──────── Material for this task

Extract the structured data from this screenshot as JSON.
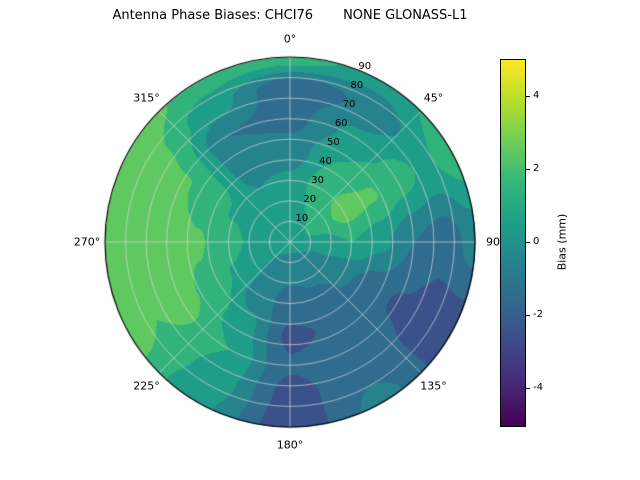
{
  "title": {
    "part1": "Antenna Phase Biases: CHCI76",
    "part2": "NONE GLONASS-L1"
  },
  "chart_data": {
    "type": "heatmap",
    "projection": "polar",
    "title": "Antenna Phase Biases: CHCI76        NONE GLONASS-L1",
    "description": "Polar filled-contour map of antenna phase bias versus azimuth (0° at top, clockwise) and zenith angle (0 at center to 90 at edge).",
    "azimuth_labels": [
      {
        "text": "0°",
        "angle": 0
      },
      {
        "text": "45°",
        "angle": 45
      },
      {
        "text": "90",
        "angle": 90
      },
      {
        "text": "135°",
        "angle": 135
      },
      {
        "text": "180°",
        "angle": 180
      },
      {
        "text": "225°",
        "angle": 225
      },
      {
        "text": "270°",
        "angle": 270
      },
      {
        "text": "315°",
        "angle": 315
      }
    ],
    "radial_ticks": [
      10,
      20,
      30,
      40,
      50,
      60,
      70,
      80,
      90
    ],
    "rlabel_angle_deg": 22.5,
    "radial_max": 90,
    "azimuths_deg": [
      0,
      30,
      60,
      90,
      120,
      150,
      180,
      210,
      240,
      270,
      300,
      330,
      360
    ],
    "zeniths_deg": [
      0,
      15,
      30,
      45,
      60,
      75,
      90
    ],
    "bias_grid_mm": [
      [
        0.3,
        0.3,
        0.3,
        0.3,
        0.3,
        0.3,
        0.3,
        0.3,
        0.3,
        0.3,
        0.3,
        0.3,
        0.3
      ],
      [
        0.6,
        1.0,
        1.4,
        0.6,
        -0.2,
        -0.6,
        -0.8,
        -0.4,
        0.2,
        0.6,
        0.6,
        0.4,
        0.6
      ],
      [
        0.2,
        1.6,
        2.4,
        1.0,
        -0.8,
        -1.2,
        -1.4,
        -0.6,
        0.9,
        1.3,
        0.9,
        0.0,
        0.2
      ],
      [
        -0.6,
        1.0,
        2.1,
        0.2,
        -1.6,
        -1.8,
        -2.2,
        0.4,
        1.8,
        2.1,
        1.6,
        -0.6,
        -0.6
      ],
      [
        -1.3,
        0.2,
        1.4,
        -1.0,
        -2.1,
        -1.4,
        -1.9,
        1.0,
        2.3,
        2.5,
        2.1,
        -1.0,
        -1.3
      ],
      [
        -1.9,
        -0.8,
        0.8,
        -1.6,
        -2.5,
        -1.1,
        -2.4,
        0.7,
        2.0,
        2.7,
        2.3,
        0.4,
        -1.9
      ],
      [
        1.6,
        0.4,
        1.6,
        -0.6,
        -2.7,
        -0.7,
        -2.7,
        0.2,
        2.4,
        2.9,
        2.7,
        1.6,
        1.6
      ]
    ],
    "levels_mm": {
      "vmin": -5,
      "vmax": 5,
      "step": 1
    },
    "colorbar": {
      "label": "Bias (mm)",
      "ticks": [
        "-4",
        "-2",
        "0",
        "2",
        "4"
      ],
      "tick_values": [
        -4,
        -2,
        0,
        2,
        4
      ],
      "vmin": -5,
      "vmax": 5
    },
    "colormap": {
      "name": "viridis",
      "anchors": [
        "#440154",
        "#482878",
        "#3e4989",
        "#31688e",
        "#26828e",
        "#1f9e89",
        "#35b779",
        "#6ece58",
        "#b5de2b",
        "#fde725"
      ]
    },
    "grid_color": "#dcdcdc",
    "spine_color": "#000000",
    "legend_position": "right",
    "grid": true
  }
}
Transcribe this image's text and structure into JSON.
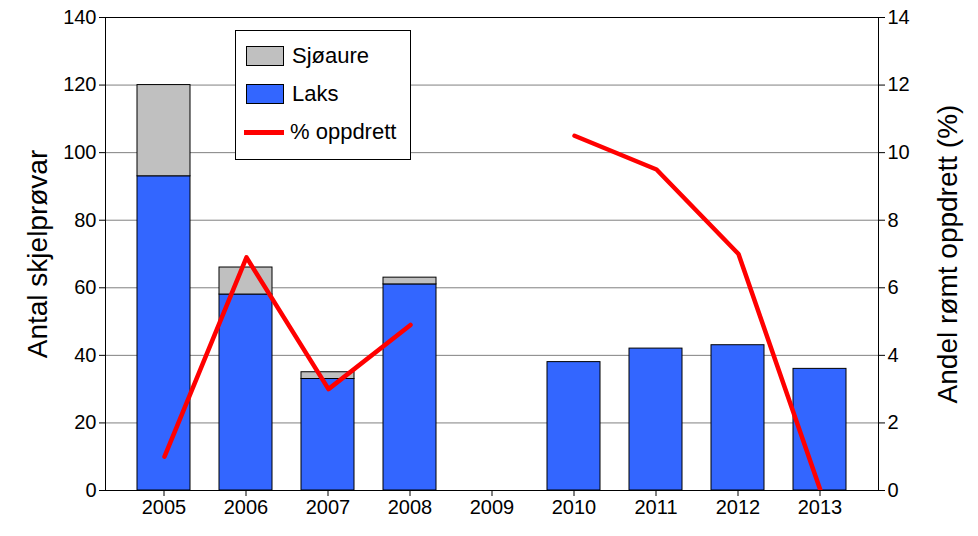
{
  "chart_data": {
    "type": "bar",
    "categories": [
      "2005",
      "2006",
      "2007",
      "2008",
      "2009",
      "2010",
      "2011",
      "2012",
      "2013"
    ],
    "series": [
      {
        "name": "Sjøaure",
        "type": "bar",
        "color": "#c0c0c0",
        "values": [
          27,
          8,
          2,
          2,
          null,
          0,
          0,
          0,
          0
        ]
      },
      {
        "name": "Laks",
        "type": "bar",
        "color": "#3366ff",
        "values": [
          93,
          58,
          33,
          61,
          null,
          38,
          42,
          43,
          36
        ]
      },
      {
        "name": "% oppdrett",
        "type": "line",
        "axis": "y2",
        "color": "#ff0000",
        "values": [
          1.0,
          6.9,
          3.0,
          4.9,
          null,
          10.5,
          9.5,
          7.0,
          0
        ]
      }
    ],
    "y_label": "Antal skjelprøvar",
    "y2_label": "Andel rømt oppdrett (%)",
    "ylim": [
      0,
      140
    ],
    "yticks": [
      0,
      20,
      40,
      60,
      80,
      100,
      120,
      140
    ],
    "y2lim": [
      0,
      14
    ],
    "y2ticks": [
      0,
      2,
      4,
      6,
      8,
      10,
      12,
      14
    ],
    "stacked": true,
    "grid": true,
    "legend": "top-left"
  }
}
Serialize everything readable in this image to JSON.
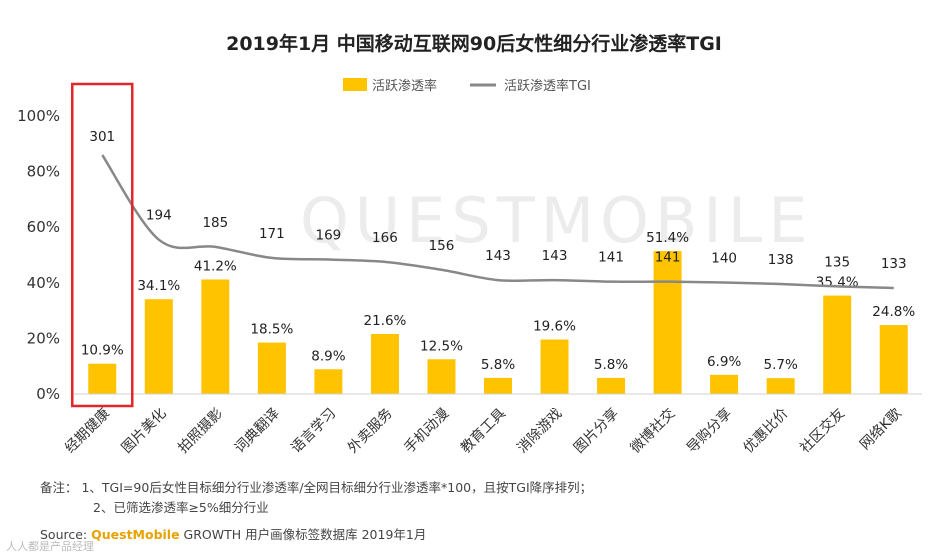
{
  "chart_data": {
    "type": "bar",
    "title": "2019年1月 中国移动互联网90后女性细分行业渗透率TGI",
    "categories": [
      "经期健康",
      "图片美化",
      "拍照摄影",
      "词典翻译",
      "语言学习",
      "外卖服务",
      "手机动漫",
      "教育工具",
      "消除游戏",
      "图片分享",
      "微博社交",
      "导购分享",
      "优惠比价",
      "社区交友",
      "网络K歌"
    ],
    "series": [
      {
        "name": "活跃渗透率",
        "kind": "bar",
        "values": [
          10.9,
          34.1,
          41.2,
          18.5,
          8.9,
          21.6,
          12.5,
          5.8,
          19.6,
          5.8,
          51.4,
          6.9,
          5.7,
          35.4,
          24.8
        ],
        "labels": [
          "10.9%",
          "34.1%",
          "41.2%",
          "18.5%",
          "8.9%",
          "21.6%",
          "12.5%",
          "5.8%",
          "19.6%",
          "5.8%",
          "51.4%",
          "6.9%",
          "5.7%",
          "35.4%",
          "24.8%"
        ],
        "color": "#FFC300"
      },
      {
        "name": "活跃渗透率TGI",
        "kind": "line",
        "values": [
          301,
          194,
          185,
          171,
          169,
          166,
          156,
          143,
          143,
          141,
          141,
          140,
          138,
          135,
          133
        ],
        "labels": [
          "301",
          "194",
          "185",
          "171",
          "169",
          "166",
          "156",
          "143",
          "143",
          "141",
          "141",
          "140",
          "138",
          "135",
          "133"
        ],
        "color": "#888888"
      }
    ],
    "ylim": [
      0,
      100
    ],
    "yticks": [
      "0%",
      "20%",
      "40%",
      "60%",
      "80%",
      "100%"
    ],
    "ytick_values": [
      0,
      20,
      40,
      60,
      80,
      100
    ],
    "legend_position": "top-center",
    "grid": false,
    "highlight_category": "经期健康",
    "highlight_color": "#E3262A"
  },
  "watermark": "QUESTMOBILE",
  "notes": {
    "line1": "备注：  1、TGI=90后女性目标细分行业渗透率/全网目标细分行业渗透率*100，且按TGI降序排列；",
    "line2": "2、已筛选渗透率≥5%细分行业"
  },
  "source": {
    "prefix": "Source: ",
    "brand": "QuestMobile",
    "rest": " GROWTH 用户画像标签数据库 2019年1月"
  },
  "overlay_mark": "人人都是产品经理"
}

────────────────

## Required work:
Omit the pictures and output all of the other material exactly.

## The completed task:
Extract the structured data from this screenshot as JSON.
{
  "title": {
    "part1": "Antenna Phase Biases: CHCI76",
    "part2": "NONE GLONASS-L1"
  },
  "chart_data": {
    "type": "heatmap",
    "projection": "polar",
    "title": "Antenna Phase Biases: CHCI76        NONE GLONASS-L1",
    "description": "Polar filled-contour map of antenna phase bias versus azimuth (0° at top, clockwise) and zenith angle (0 at center to 90 at edge).",
    "azimuth_labels": [
      {
        "text": "0°",
        "angle": 0
      },
      {
        "text": "45°",
        "angle": 45
      },
      {
        "text": "90",
        "angle": 90
      },
      {
        "text": "135°",
        "angle": 135
      },
      {
        "text": "180°",
        "angle": 180
      },
      {
        "text": "225°",
        "angle": 225
      },
      {
        "text": "270°",
        "angle": 270
      },
      {
        "text": "315°",
        "angle": 315
      }
    ],
    "radial_ticks": [
      10,
      20,
      30,
      40,
      50,
      60,
      70,
      80,
      90
    ],
    "rlabel_angle_deg": 22.5,
    "radial_max": 90,
    "azimuths_deg": [
      0,
      30,
      60,
      90,
      120,
      150,
      180,
      210,
      240,
      270,
      300,
      330,
      360
    ],
    "zeniths_deg": [
      0,
      15,
      30,
      45,
      60,
      75,
      90
    ],
    "bias_grid_mm": [
      [
        0.3,
        0.3,
        0.3,
        0.3,
        0.3,
        0.3,
        0.3,
        0.3,
        0.3,
        0.3,
        0.3,
        0.3,
        0.3
      ],
      [
        0.6,
        1.0,
        1.4,
        0.6,
        -0.2,
        -0.6,
        -0.8,
        -0.4,
        0.2,
        0.6,
        0.6,
        0.4,
        0.6
      ],
      [
        0.2,
        1.6,
        2.4,
        1.0,
        -0.8,
        -1.2,
        -1.4,
        -0.6,
        0.9,
        1.3,
        0.9,
        0.0,
        0.2
      ],
      [
        -0.6,
        1.0,
        2.1,
        0.2,
        -1.6,
        -1.8,
        -2.2,
        0.4,
        1.8,
        2.1,
        1.6,
        -0.6,
        -0.6
      ],
      [
        -1.3,
        0.2,
        1.4,
        -1.0,
        -2.1,
        -1.4,
        -1.9,
        1.0,
        2.3,
        2.5,
        2.1,
        -1.0,
        -1.3
      ],
      [
        -1.9,
        -0.8,
        0.8,
        -1.6,
        -2.5,
        -1.1,
        -2.4,
        0.7,
        2.0,
        2.7,
        2.3,
        0.4,
        -1.9
      ],
      [
        1.6,
        0.4,
        1.6,
        -0.6,
        -2.7,
        -0.7,
        -2.7,
        0.2,
        2.4,
        2.9,
        2.7,
        1.6,
        1.6
      ]
    ],
    "levels_mm": {
      "vmin": -5,
      "vmax": 5,
      "step": 1
    },
    "colorbar": {
      "label": "Bias (mm)",
      "ticks": [
        "-4",
        "-2",
        "0",
        "2",
        "4"
      ],
      "tick_values": [
        -4,
        -2,
        0,
        2,
        4
      ],
      "vmin": -5,
      "vmax": 5
    },
    "colormap": {
      "name": "viridis",
      "anchors": [
        "#440154",
        "#482878",
        "#3e4989",
        "#31688e",
        "#26828e",
        "#1f9e89",
        "#35b779",
        "#6ece58",
        "#b5de2b",
        "#fde725"
      ]
    },
    "grid_color": "#dcdcdc",
    "spine_color": "#000000",
    "legend_position": "right",
    "grid": true
  }
}
Transcribe this image's text and structure into JSON.
{
  "chart_data": {
    "type": "bar",
    "categories": [
      "2005",
      "2006",
      "2007",
      "2008",
      "2009",
      "2010",
      "2011",
      "2012",
      "2013"
    ],
    "series": [
      {
        "name": "Sjøaure",
        "type": "bar",
        "color": "#c0c0c0",
        "values": [
          27,
          8,
          2,
          2,
          null,
          0,
          0,
          0,
          0
        ]
      },
      {
        "name": "Laks",
        "type": "bar",
        "color": "#3366ff",
        "values": [
          93,
          58,
          33,
          61,
          null,
          38,
          42,
          43,
          36
        ]
      },
      {
        "name": "% oppdrett",
        "type": "line",
        "axis": "y2",
        "color": "#ff0000",
        "values": [
          1.0,
          6.9,
          3.0,
          4.9,
          null,
          10.5,
          9.5,
          7.0,
          0
        ]
      }
    ],
    "y_label": "Antal skjelprøvar",
    "y2_label": "Andel rømt oppdrett (%)",
    "ylim": [
      0,
      140
    ],
    "yticks": [
      0,
      20,
      40,
      60,
      80,
      100,
      120,
      140
    ],
    "y2lim": [
      0,
      14
    ],
    "y2ticks": [
      0,
      2,
      4,
      6,
      8,
      10,
      12,
      14
    ],
    "stacked": true,
    "grid": true,
    "legend": "top-left"
  }
}
Serialize everything readable in this image to JSON.
{
  "chart_data": {
    "type": "bar",
    "title": "2019年1月 中国移动互联网90后女性细分行业渗透率TGI",
    "categories": [
      "经期健康",
      "图片美化",
      "拍照摄影",
      "词典翻译",
      "语言学习",
      "外卖服务",
      "手机动漫",
      "教育工具",
      "消除游戏",
      "图片分享",
      "微博社交",
      "导购分享",
      "优惠比价",
      "社区交友",
      "网络K歌"
    ],
    "series": [
      {
        "name": "活跃渗透率",
        "kind": "bar",
        "values": [
          10.9,
          34.1,
          41.2,
          18.5,
          8.9,
          21.6,
          12.5,
          5.8,
          19.6,
          5.8,
          51.4,
          6.9,
          5.7,
          35.4,
          24.8
        ],
        "labels": [
          "10.9%",
          "34.1%",
          "41.2%",
          "18.5%",
          "8.9%",
          "21.6%",
          "12.5%",
          "5.8%",
          "19.6%",
          "5.8%",
          "51.4%",
          "6.9%",
          "5.7%",
          "35.4%",
          "24.8%"
        ],
        "color": "#FFC300"
      },
      {
        "name": "活跃渗透率TGI",
        "kind": "line",
        "values": [
          301,
          194,
          185,
          171,
          169,
          166,
          156,
          143,
          143,
          141,
          141,
          140,
          138,
          135,
          133
        ],
        "labels": [
          "301",
          "194",
          "185",
          "171",
          "169",
          "166",
          "156",
          "143",
          "143",
          "141",
          "141",
          "140",
          "138",
          "135",
          "133"
        ],
        "color": "#888888"
      }
    ],
    "ylim": [
      0,
      100
    ],
    "yticks": [
      "0%",
      "20%",
      "40%",
      "60%",
      "80%",
      "100%"
    ],
    "ytick_values": [
      0,
      20,
      40,
      60,
      80,
      100
    ],
    "legend_position": "top-center",
    "grid": false,
    "highlight_category": "经期健康",
    "highlight_color": "#E3262A"
  },
  "watermark": "QUESTMOBILE",
  "notes": {
    "line1": "备注：  1、TGI=90后女性目标细分行业渗透率/全网目标细分行业渗透率*100，且按TGI降序排列；",
    "line2": "2、已筛选渗透率≥5%细分行业"
  },
  "source": {
    "prefix": "Source: ",
    "brand": "QuestMobile",
    "rest": " GROWTH 用户画像标签数据库 2019年1月"
  },
  "overlay_mark": "人人都是产品经理"
}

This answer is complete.